RECORDED DATA:

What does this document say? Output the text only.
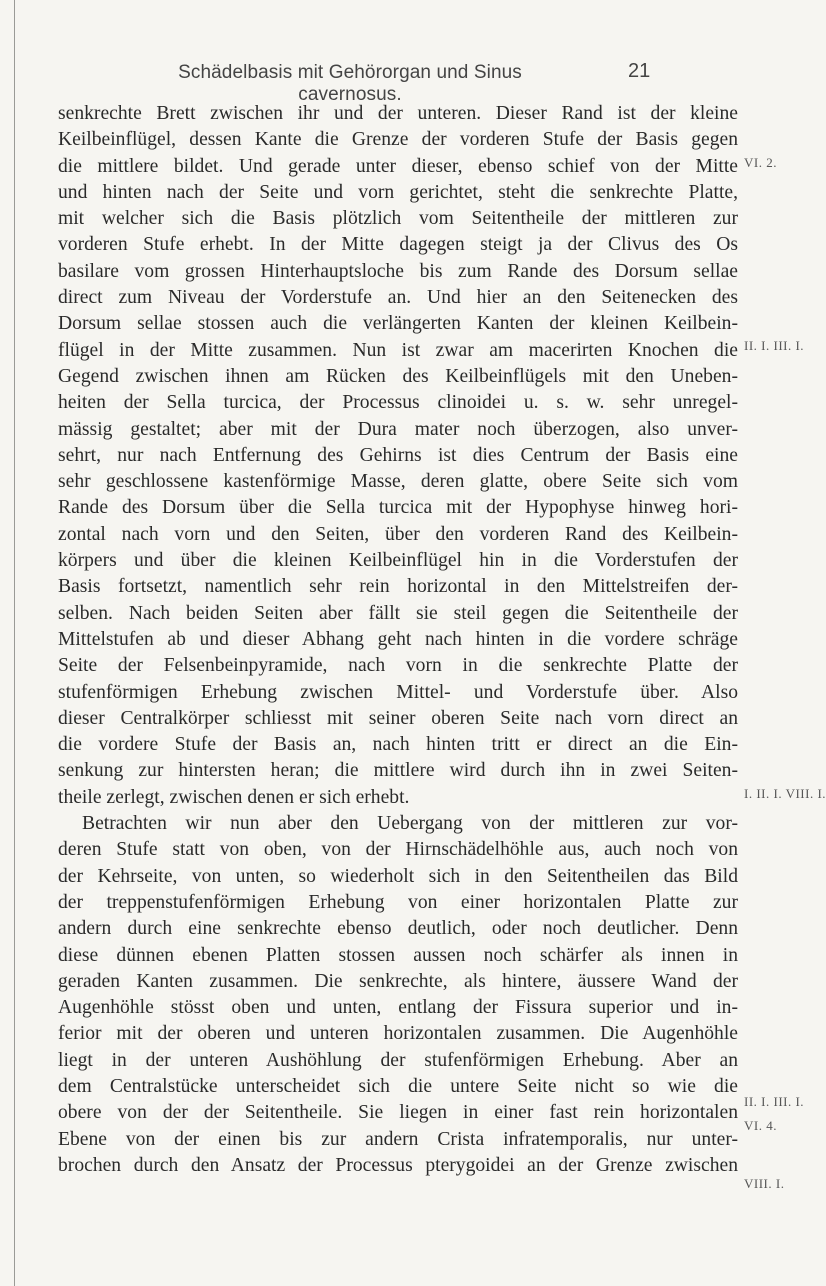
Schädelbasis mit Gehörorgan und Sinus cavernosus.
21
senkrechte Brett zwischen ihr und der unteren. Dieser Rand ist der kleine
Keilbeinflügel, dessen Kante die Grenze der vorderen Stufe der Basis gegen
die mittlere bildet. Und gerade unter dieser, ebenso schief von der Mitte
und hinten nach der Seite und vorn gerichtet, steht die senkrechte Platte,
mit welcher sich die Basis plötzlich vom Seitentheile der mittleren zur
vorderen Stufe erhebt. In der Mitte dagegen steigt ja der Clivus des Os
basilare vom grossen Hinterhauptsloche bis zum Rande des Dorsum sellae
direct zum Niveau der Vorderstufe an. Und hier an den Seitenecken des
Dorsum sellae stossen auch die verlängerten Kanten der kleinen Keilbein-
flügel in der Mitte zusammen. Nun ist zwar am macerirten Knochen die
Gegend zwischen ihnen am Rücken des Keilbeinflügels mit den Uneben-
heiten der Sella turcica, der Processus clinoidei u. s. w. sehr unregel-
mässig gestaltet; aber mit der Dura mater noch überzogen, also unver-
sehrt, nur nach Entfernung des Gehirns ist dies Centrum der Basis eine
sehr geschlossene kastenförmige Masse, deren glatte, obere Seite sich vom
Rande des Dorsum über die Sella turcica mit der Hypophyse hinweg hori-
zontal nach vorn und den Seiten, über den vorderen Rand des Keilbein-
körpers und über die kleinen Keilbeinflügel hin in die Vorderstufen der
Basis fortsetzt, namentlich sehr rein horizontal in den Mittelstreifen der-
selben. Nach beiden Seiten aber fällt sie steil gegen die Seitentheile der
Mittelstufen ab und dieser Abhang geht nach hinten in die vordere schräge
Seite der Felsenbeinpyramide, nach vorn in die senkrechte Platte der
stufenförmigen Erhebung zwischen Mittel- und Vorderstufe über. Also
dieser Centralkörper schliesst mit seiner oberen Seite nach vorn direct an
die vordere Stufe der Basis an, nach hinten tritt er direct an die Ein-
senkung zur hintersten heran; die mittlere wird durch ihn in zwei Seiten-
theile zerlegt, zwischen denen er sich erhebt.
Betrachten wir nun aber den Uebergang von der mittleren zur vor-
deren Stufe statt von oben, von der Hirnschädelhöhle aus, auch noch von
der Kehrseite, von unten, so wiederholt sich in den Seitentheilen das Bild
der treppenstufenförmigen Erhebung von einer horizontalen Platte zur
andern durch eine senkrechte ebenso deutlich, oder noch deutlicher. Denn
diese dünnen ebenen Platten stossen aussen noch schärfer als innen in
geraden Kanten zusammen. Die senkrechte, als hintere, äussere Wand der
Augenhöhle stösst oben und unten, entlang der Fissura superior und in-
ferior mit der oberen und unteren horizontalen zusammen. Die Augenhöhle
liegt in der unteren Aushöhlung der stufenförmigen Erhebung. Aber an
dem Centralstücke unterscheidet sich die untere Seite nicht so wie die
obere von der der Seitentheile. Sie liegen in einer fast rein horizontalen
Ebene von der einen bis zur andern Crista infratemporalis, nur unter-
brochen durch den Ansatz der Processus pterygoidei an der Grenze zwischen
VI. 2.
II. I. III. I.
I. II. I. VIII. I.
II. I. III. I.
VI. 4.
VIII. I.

WHAT TO PRODUCE:
Generate a word-for-word copy of the preceding records, excluding all pictures.

RESULT OF THIS TASK:
What does this document say? Output the text only.
Schädelbasis mit Gehörorgan und Sinus cavernosus.
21
senkrechte Brett zwischen ihr und der unteren. Dieser Rand ist der kleine
Keilbeinflügel, dessen Kante die Grenze der vorderen Stufe der Basis gegen
die mittlere bildet. Und gerade unter dieser, ebenso schief von der Mitte
und hinten nach der Seite und vorn gerichtet, steht die senkrechte Platte,
mit welcher sich die Basis plötzlich vom Seitentheile der mittleren zur
vorderen Stufe erhebt. In der Mitte dagegen steigt ja der Clivus des Os
basilare vom grossen Hinterhauptsloche bis zum Rande des Dorsum sellae
direct zum Niveau der Vorderstufe an. Und hier an den Seitenecken des
Dorsum sellae stossen auch die verlängerten Kanten der kleinen Keilbein-
flügel in der Mitte zusammen. Nun ist zwar am macerirten Knochen die
Gegend zwischen ihnen am Rücken des Keilbeinflügels mit den Uneben-
heiten der Sella turcica, der Processus clinoidei u. s. w. sehr unregel-
mässig gestaltet; aber mit der Dura mater noch überzogen, also unver-
sehrt, nur nach Entfernung des Gehirns ist dies Centrum der Basis eine
sehr geschlossene kastenförmige Masse, deren glatte, obere Seite sich vom
Rande des Dorsum über die Sella turcica mit der Hypophyse hinweg hori-
zontal nach vorn und den Seiten, über den vorderen Rand des Keilbein-
körpers und über die kleinen Keilbeinflügel hin in die Vorderstufen der
Basis fortsetzt, namentlich sehr rein horizontal in den Mittelstreifen der-
selben. Nach beiden Seiten aber fällt sie steil gegen die Seitentheile der
Mittelstufen ab und dieser Abhang geht nach hinten in die vordere schräge
Seite der Felsenbeinpyramide, nach vorn in die senkrechte Platte der
stufenförmigen Erhebung zwischen Mittel- und Vorderstufe über. Also
dieser Centralkörper schliesst mit seiner oberen Seite nach vorn direct an
die vordere Stufe der Basis an, nach hinten tritt er direct an die Ein-
senkung zur hintersten heran; die mittlere wird durch ihn in zwei Seiten-
theile zerlegt, zwischen denen er sich erhebt.
Betrachten wir nun aber den Uebergang von der mittleren zur vor-
deren Stufe statt von oben, von der Hirnschädelhöhle aus, auch noch von
der Kehrseite, von unten, so wiederholt sich in den Seitentheilen das Bild
der treppenstufenförmigen Erhebung von einer horizontalen Platte zur
andern durch eine senkrechte ebenso deutlich, oder noch deutlicher. Denn
diese dünnen ebenen Platten stossen aussen noch schärfer als innen in
geraden Kanten zusammen. Die senkrechte, als hintere, äussere Wand der
Augenhöhle stösst oben und unten, entlang der Fissura superior und in-
ferior mit der oberen und unteren horizontalen zusammen. Die Augenhöhle
liegt in der unteren Aushöhlung der stufenförmigen Erhebung. Aber an
dem Centralstücke unterscheidet sich die untere Seite nicht so wie die
obere von der der Seitentheile. Sie liegen in einer fast rein horizontalen
Ebene von der einen bis zur andern Crista infratemporalis, nur unter-
brochen durch den Ansatz der Processus pterygoidei an der Grenze zwischen
VI. 2.
II. I. III. I.
I. II. I. VIII. I.
II. I. III. I.
VI. 4.
VIII. I.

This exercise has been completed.